[Data entries]
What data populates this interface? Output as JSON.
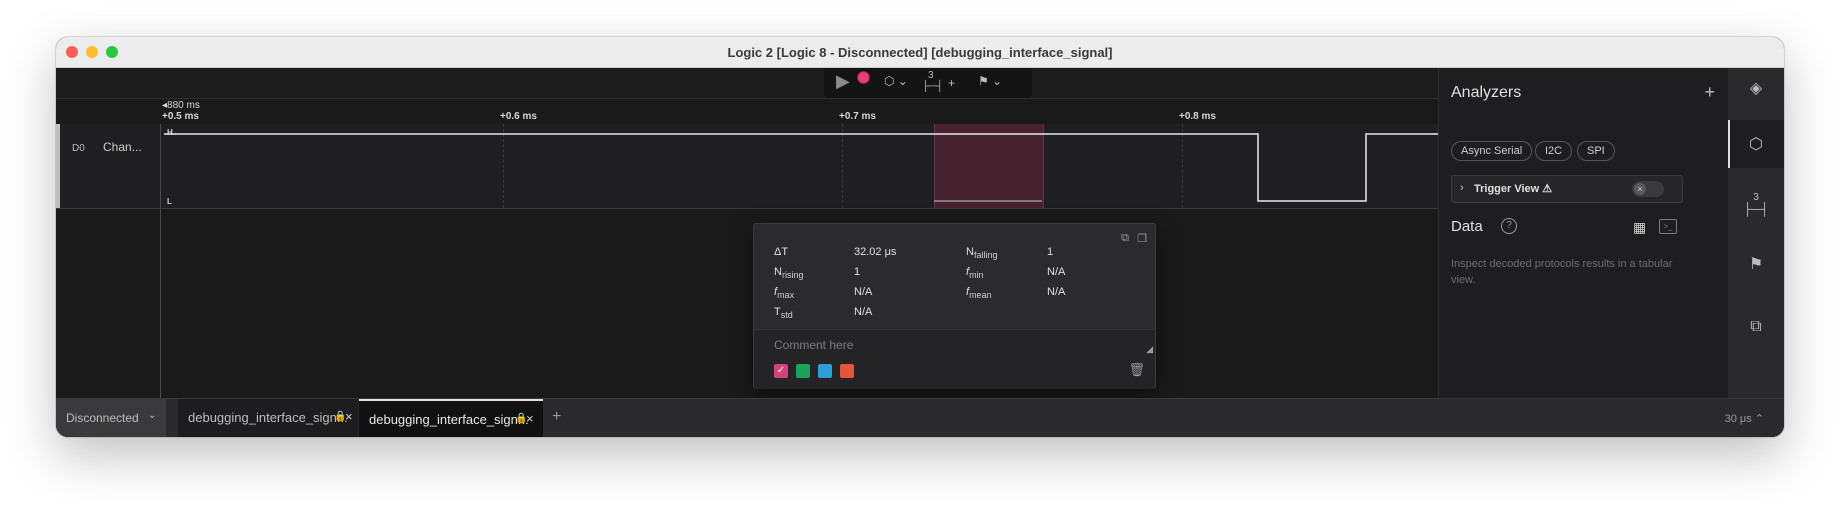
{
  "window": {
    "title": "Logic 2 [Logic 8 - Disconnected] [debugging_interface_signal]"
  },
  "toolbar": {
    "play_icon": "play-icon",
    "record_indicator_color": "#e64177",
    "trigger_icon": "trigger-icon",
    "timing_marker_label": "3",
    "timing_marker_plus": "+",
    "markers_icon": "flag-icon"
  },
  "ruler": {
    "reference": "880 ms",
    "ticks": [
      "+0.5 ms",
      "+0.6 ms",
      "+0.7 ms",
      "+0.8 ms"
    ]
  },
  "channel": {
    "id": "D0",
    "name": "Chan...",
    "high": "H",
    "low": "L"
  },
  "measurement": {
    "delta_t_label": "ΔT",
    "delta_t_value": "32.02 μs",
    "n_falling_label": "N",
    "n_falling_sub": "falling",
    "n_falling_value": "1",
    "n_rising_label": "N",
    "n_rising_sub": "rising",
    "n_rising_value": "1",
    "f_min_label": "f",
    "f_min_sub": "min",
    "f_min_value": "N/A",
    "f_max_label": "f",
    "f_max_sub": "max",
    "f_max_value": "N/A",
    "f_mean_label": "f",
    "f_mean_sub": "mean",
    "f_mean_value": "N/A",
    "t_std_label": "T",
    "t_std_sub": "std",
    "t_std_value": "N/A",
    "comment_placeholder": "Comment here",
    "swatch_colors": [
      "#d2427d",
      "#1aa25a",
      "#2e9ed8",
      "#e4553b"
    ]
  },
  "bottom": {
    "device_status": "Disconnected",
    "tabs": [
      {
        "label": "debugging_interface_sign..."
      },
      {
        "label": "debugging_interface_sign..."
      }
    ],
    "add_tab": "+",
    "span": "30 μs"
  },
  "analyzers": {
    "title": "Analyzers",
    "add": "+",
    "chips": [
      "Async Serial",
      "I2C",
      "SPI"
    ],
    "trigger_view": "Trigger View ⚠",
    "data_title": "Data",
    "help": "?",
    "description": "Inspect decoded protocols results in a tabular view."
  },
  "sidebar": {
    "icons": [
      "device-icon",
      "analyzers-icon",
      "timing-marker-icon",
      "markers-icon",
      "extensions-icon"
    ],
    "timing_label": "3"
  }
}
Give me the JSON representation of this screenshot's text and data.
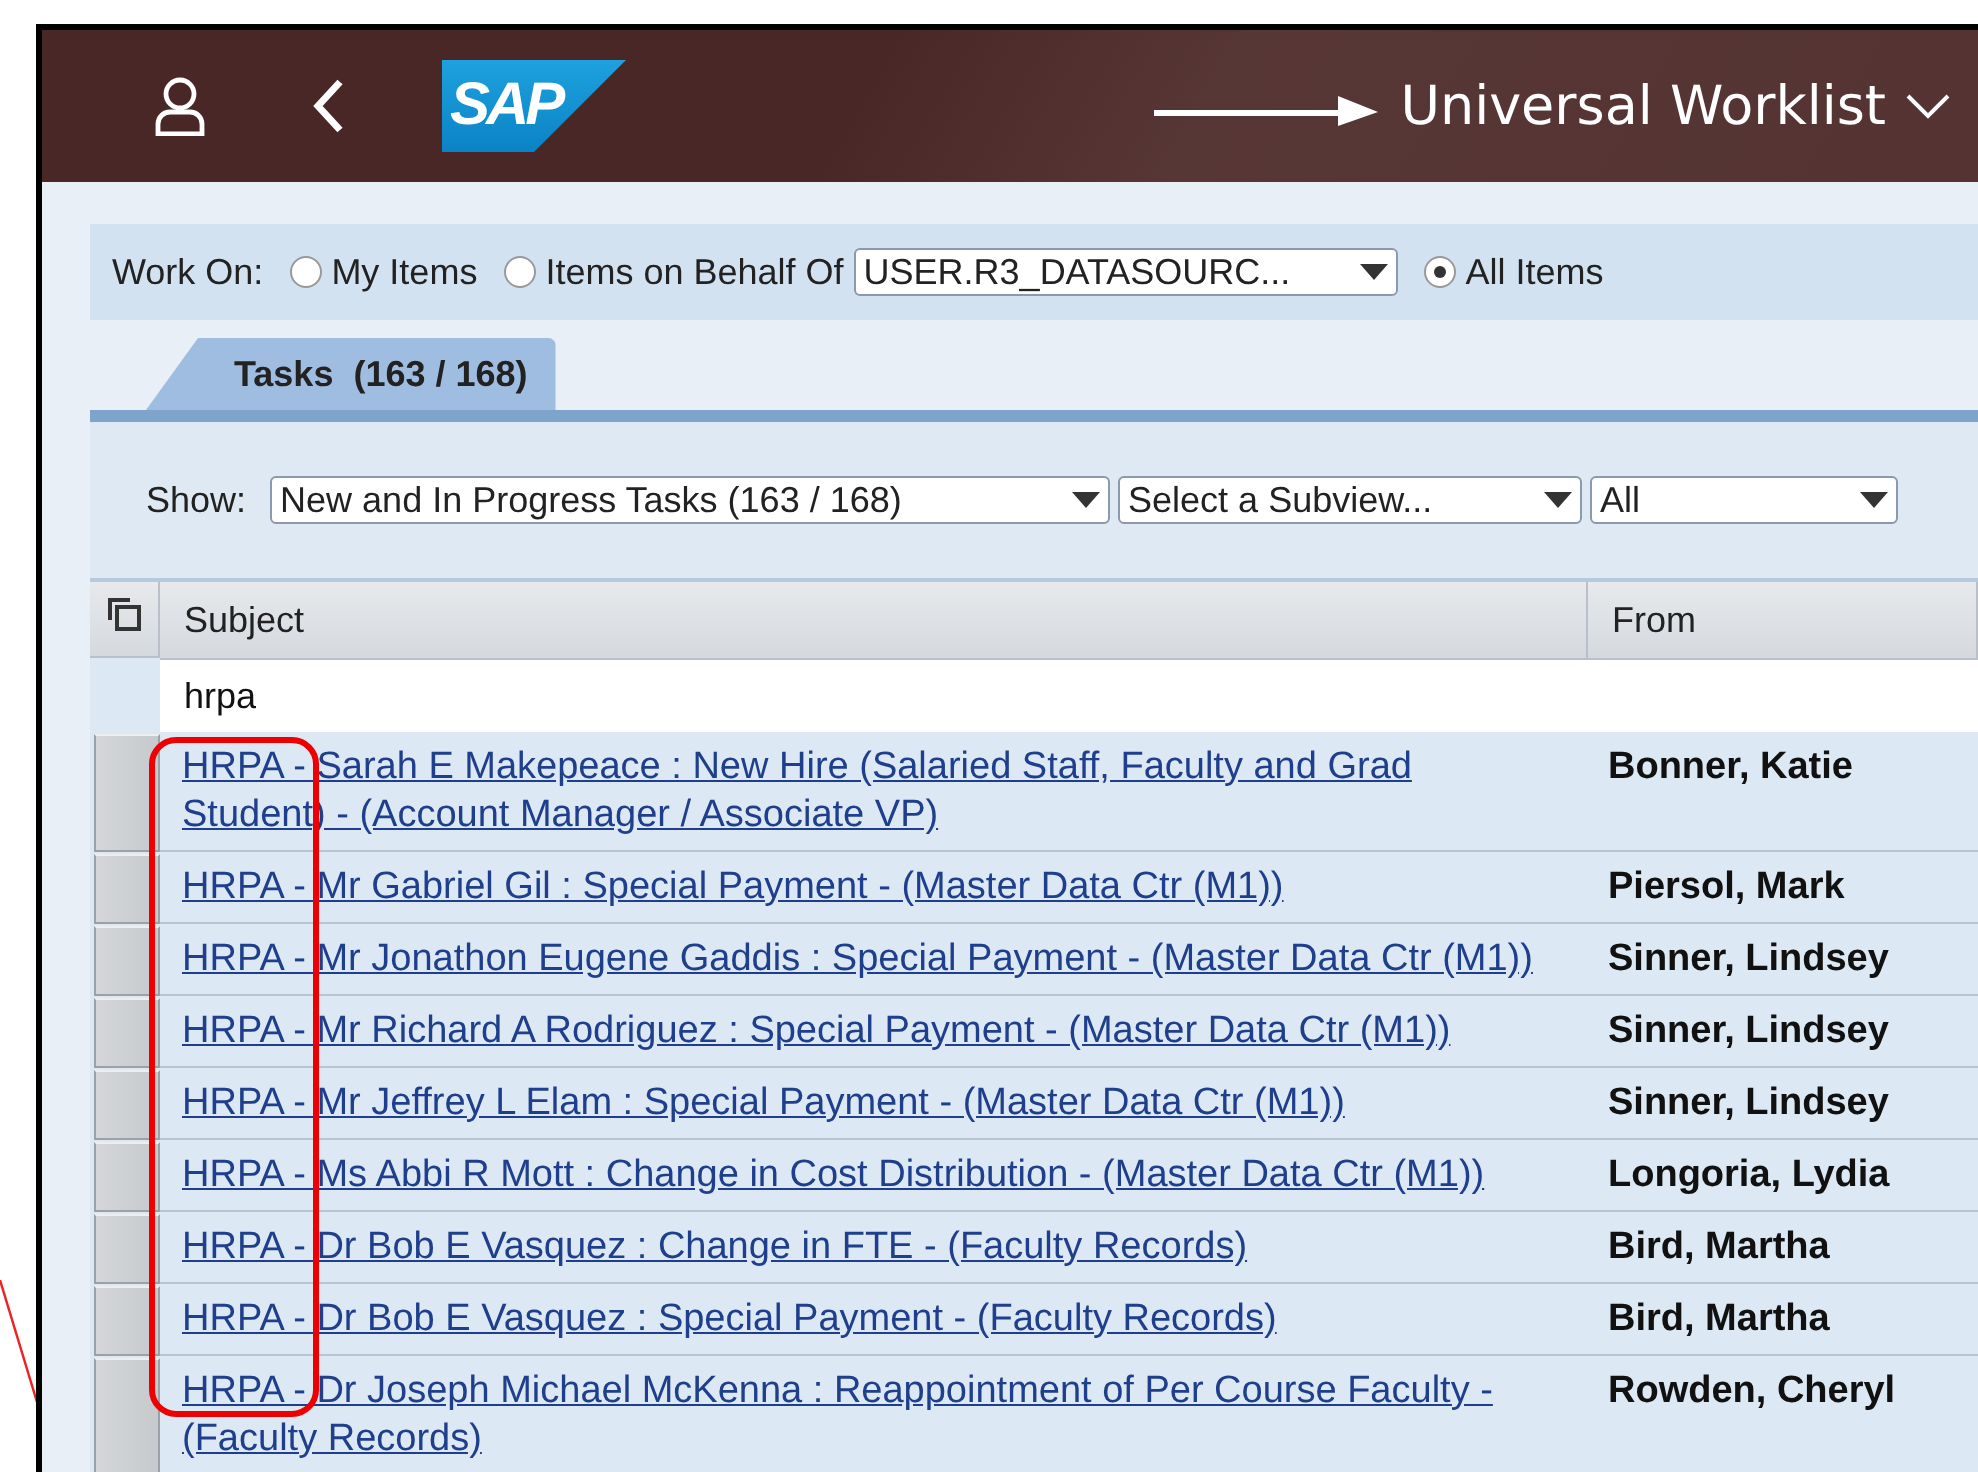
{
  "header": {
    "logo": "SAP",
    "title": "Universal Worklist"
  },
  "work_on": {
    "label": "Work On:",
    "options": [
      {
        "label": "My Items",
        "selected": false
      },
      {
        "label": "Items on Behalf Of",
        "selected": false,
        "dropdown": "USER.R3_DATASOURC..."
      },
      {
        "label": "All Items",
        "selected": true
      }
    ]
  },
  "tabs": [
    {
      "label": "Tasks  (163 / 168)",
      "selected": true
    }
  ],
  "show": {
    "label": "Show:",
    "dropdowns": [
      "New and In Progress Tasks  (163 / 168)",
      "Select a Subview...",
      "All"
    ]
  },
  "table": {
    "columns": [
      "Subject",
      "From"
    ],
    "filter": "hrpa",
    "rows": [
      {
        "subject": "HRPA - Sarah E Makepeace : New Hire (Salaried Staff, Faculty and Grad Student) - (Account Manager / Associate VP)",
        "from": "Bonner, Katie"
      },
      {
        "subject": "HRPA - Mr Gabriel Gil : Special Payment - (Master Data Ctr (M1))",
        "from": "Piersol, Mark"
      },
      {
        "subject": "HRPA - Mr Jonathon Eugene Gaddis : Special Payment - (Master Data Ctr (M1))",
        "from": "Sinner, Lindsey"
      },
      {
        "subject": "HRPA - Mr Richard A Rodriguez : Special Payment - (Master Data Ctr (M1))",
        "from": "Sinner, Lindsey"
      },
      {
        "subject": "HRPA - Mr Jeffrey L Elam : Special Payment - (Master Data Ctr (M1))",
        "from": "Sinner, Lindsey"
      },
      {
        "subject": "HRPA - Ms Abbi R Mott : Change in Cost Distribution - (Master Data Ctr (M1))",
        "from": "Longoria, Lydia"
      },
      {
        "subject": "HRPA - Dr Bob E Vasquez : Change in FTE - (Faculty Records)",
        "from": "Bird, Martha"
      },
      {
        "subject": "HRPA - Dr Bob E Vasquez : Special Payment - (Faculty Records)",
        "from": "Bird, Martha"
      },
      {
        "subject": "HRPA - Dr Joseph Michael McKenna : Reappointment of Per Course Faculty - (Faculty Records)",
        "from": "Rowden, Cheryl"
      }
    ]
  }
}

The task -
Copy each line of the records precisely and drop any images they hold.

Written response -
What data populates this interface? Output as JSON.
{
  "window": {
    "title": "Logic 2 [Logic 8 - Disconnected] [debugging_interface_signal]"
  },
  "toolbar": {
    "play_icon": "play-icon",
    "record_indicator_color": "#e64177",
    "trigger_icon": "trigger-icon",
    "timing_marker_label": "3",
    "timing_marker_plus": "+",
    "markers_icon": "flag-icon"
  },
  "ruler": {
    "reference": "880 ms",
    "ticks": [
      "+0.5 ms",
      "+0.6 ms",
      "+0.7 ms",
      "+0.8 ms"
    ]
  },
  "channel": {
    "id": "D0",
    "name": "Chan...",
    "high": "H",
    "low": "L"
  },
  "measurement": {
    "delta_t_label": "ΔT",
    "delta_t_value": "32.02 μs",
    "n_falling_label": "N",
    "n_falling_sub": "falling",
    "n_falling_value": "1",
    "n_rising_label": "N",
    "n_rising_sub": "rising",
    "n_rising_value": "1",
    "f_min_label": "f",
    "f_min_sub": "min",
    "f_min_value": "N/A",
    "f_max_label": "f",
    "f_max_sub": "max",
    "f_max_value": "N/A",
    "f_mean_label": "f",
    "f_mean_sub": "mean",
    "f_mean_value": "N/A",
    "t_std_label": "T",
    "t_std_sub": "std",
    "t_std_value": "N/A",
    "comment_placeholder": "Comment here",
    "swatch_colors": [
      "#d2427d",
      "#1aa25a",
      "#2e9ed8",
      "#e4553b"
    ]
  },
  "bottom": {
    "device_status": "Disconnected",
    "tabs": [
      {
        "label": "debugging_interface_sign..."
      },
      {
        "label": "debugging_interface_sign..."
      }
    ],
    "add_tab": "+",
    "span": "30 μs"
  },
  "analyzers": {
    "title": "Analyzers",
    "add": "+",
    "chips": [
      "Async Serial",
      "I2C",
      "SPI"
    ],
    "trigger_view": "Trigger View ⚠",
    "data_title": "Data",
    "help": "?",
    "description": "Inspect decoded protocols results in a tabular view."
  },
  "sidebar": {
    "icons": [
      "device-icon",
      "analyzers-icon",
      "timing-marker-icon",
      "markers-icon",
      "extensions-icon"
    ],
    "timing_label": "3"
  }
}
Give me the JSON representation of this screenshot's text and data.
{
  "header": {
    "logo": "SAP",
    "title": "Universal Worklist"
  },
  "work_on": {
    "label": "Work On:",
    "options": [
      {
        "label": "My Items",
        "selected": false
      },
      {
        "label": "Items on Behalf Of",
        "selected": false,
        "dropdown": "USER.R3_DATASOURC..."
      },
      {
        "label": "All Items",
        "selected": true
      }
    ]
  },
  "tabs": [
    {
      "label": "Tasks  (163 / 168)",
      "selected": true
    }
  ],
  "show": {
    "label": "Show:",
    "dropdowns": [
      "New and In Progress Tasks  (163 / 168)",
      "Select a Subview...",
      "All"
    ]
  },
  "table": {
    "columns": [
      "Subject",
      "From"
    ],
    "filter": "hrpa",
    "rows": [
      {
        "subject": "HRPA - Sarah E Makepeace : New Hire (Salaried Staff, Faculty and Grad Student) - (Account Manager / Associate VP)",
        "from": "Bonner, Katie"
      },
      {
        "subject": "HRPA - Mr Gabriel Gil : Special Payment - (Master Data Ctr (M1))",
        "from": "Piersol, Mark"
      },
      {
        "subject": "HRPA - Mr Jonathon Eugene Gaddis : Special Payment - (Master Data Ctr (M1))",
        "from": "Sinner, Lindsey"
      },
      {
        "subject": "HRPA - Mr Richard A Rodriguez : Special Payment - (Master Data Ctr (M1))",
        "from": "Sinner, Lindsey"
      },
      {
        "subject": "HRPA - Mr Jeffrey L Elam : Special Payment - (Master Data Ctr (M1))",
        "from": "Sinner, Lindsey"
      },
      {
        "subject": "HRPA - Ms Abbi R Mott : Change in Cost Distribution - (Master Data Ctr (M1))",
        "from": "Longoria, Lydia"
      },
      {
        "subject": "HRPA - Dr Bob E Vasquez : Change in FTE - (Faculty Records)",
        "from": "Bird, Martha"
      },
      {
        "subject": "HRPA - Dr Bob E Vasquez : Special Payment - (Faculty Records)",
        "from": "Bird, Martha"
      },
      {
        "subject": "HRPA - Dr Joseph Michael McKenna : Reappointment of Per Course Faculty - (Faculty Records)",
        "from": "Rowden, Cheryl"
      }
    ]
  }
}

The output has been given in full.